=== INPUT RECORDS ===
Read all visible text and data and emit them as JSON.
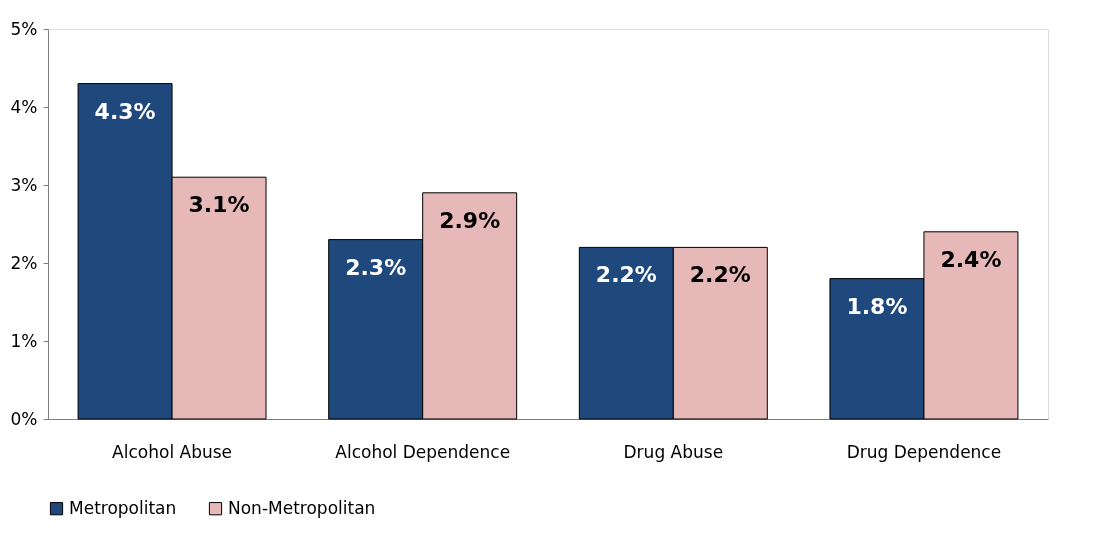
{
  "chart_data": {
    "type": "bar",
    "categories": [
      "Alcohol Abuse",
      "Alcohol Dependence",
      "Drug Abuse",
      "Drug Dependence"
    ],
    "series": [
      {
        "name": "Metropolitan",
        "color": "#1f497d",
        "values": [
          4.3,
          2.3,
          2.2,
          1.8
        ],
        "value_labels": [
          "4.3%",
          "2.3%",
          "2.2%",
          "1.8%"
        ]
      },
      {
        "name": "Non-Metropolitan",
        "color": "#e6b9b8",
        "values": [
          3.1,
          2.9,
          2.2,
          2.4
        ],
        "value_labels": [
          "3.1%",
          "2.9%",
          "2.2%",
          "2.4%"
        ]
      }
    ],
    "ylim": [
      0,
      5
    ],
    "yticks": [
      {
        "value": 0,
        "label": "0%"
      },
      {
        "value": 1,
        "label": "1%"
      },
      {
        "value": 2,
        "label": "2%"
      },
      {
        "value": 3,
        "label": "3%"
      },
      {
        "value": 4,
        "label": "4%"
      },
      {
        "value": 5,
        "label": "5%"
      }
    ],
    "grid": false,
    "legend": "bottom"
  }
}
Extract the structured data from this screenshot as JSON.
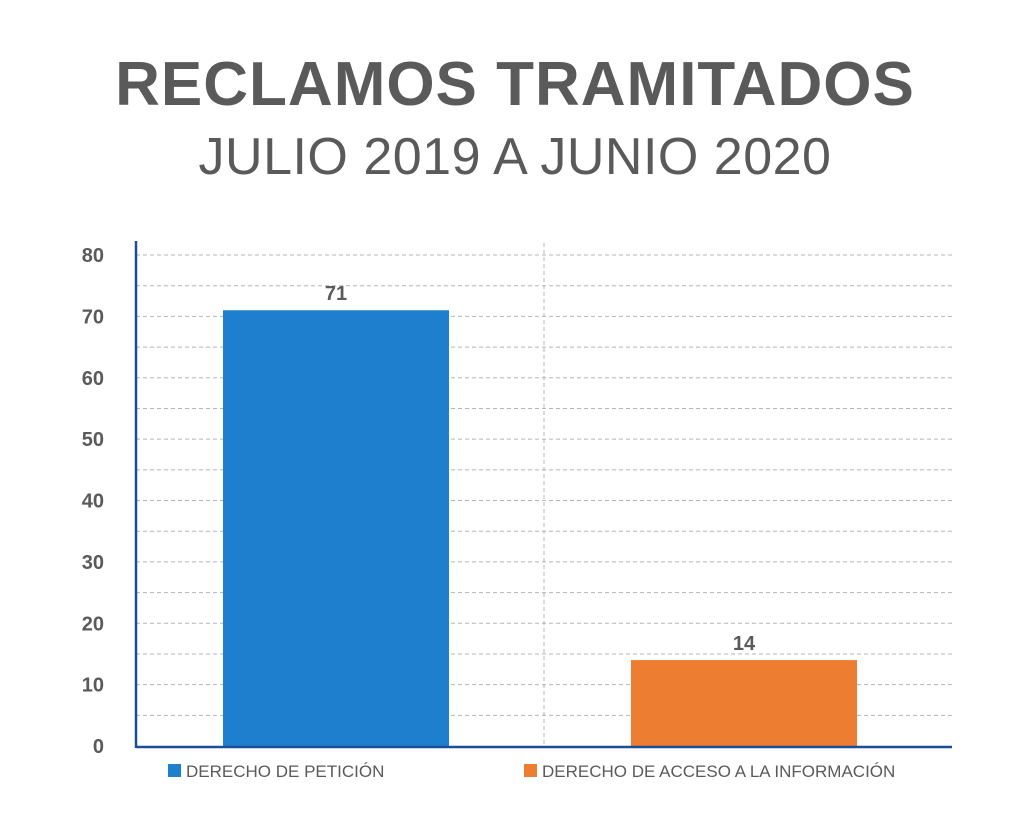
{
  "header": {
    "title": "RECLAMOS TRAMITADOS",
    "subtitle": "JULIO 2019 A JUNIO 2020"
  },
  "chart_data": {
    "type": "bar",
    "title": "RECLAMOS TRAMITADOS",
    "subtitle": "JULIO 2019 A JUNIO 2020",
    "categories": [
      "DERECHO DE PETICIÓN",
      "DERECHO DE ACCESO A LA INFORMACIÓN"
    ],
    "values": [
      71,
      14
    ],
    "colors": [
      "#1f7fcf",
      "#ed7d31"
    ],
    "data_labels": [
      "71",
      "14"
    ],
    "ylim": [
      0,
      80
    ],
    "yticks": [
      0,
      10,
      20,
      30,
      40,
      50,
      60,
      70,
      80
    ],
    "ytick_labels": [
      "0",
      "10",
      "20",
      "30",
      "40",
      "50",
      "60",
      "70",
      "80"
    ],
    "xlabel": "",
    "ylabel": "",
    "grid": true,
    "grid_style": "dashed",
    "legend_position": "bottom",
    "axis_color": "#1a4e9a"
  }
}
===
PROBLEM TO WORK ON: Your task is to give again, unchanged, the lines from the line that contains "Extract the structured" to the end of the records. Include both end lines but no pictures.

RESPONSE TO THE TASK:
Extract the structured data from this screenshot as JSON.
{
  "header": {
    "title": "RECLAMOS TRAMITADOS",
    "subtitle": "JULIO 2019 A JUNIO 2020"
  },
  "chart_data": {
    "type": "bar",
    "title": "RECLAMOS TRAMITADOS",
    "subtitle": "JULIO 2019 A JUNIO 2020",
    "categories": [
      "DERECHO DE PETICIÓN",
      "DERECHO DE ACCESO A LA INFORMACIÓN"
    ],
    "values": [
      71,
      14
    ],
    "colors": [
      "#1f7fcf",
      "#ed7d31"
    ],
    "data_labels": [
      "71",
      "14"
    ],
    "ylim": [
      0,
      80
    ],
    "yticks": [
      0,
      10,
      20,
      30,
      40,
      50,
      60,
      70,
      80
    ],
    "ytick_labels": [
      "0",
      "10",
      "20",
      "30",
      "40",
      "50",
      "60",
      "70",
      "80"
    ],
    "xlabel": "",
    "ylabel": "",
    "grid": true,
    "grid_style": "dashed",
    "legend_position": "bottom",
    "axis_color": "#1a4e9a"
  }
}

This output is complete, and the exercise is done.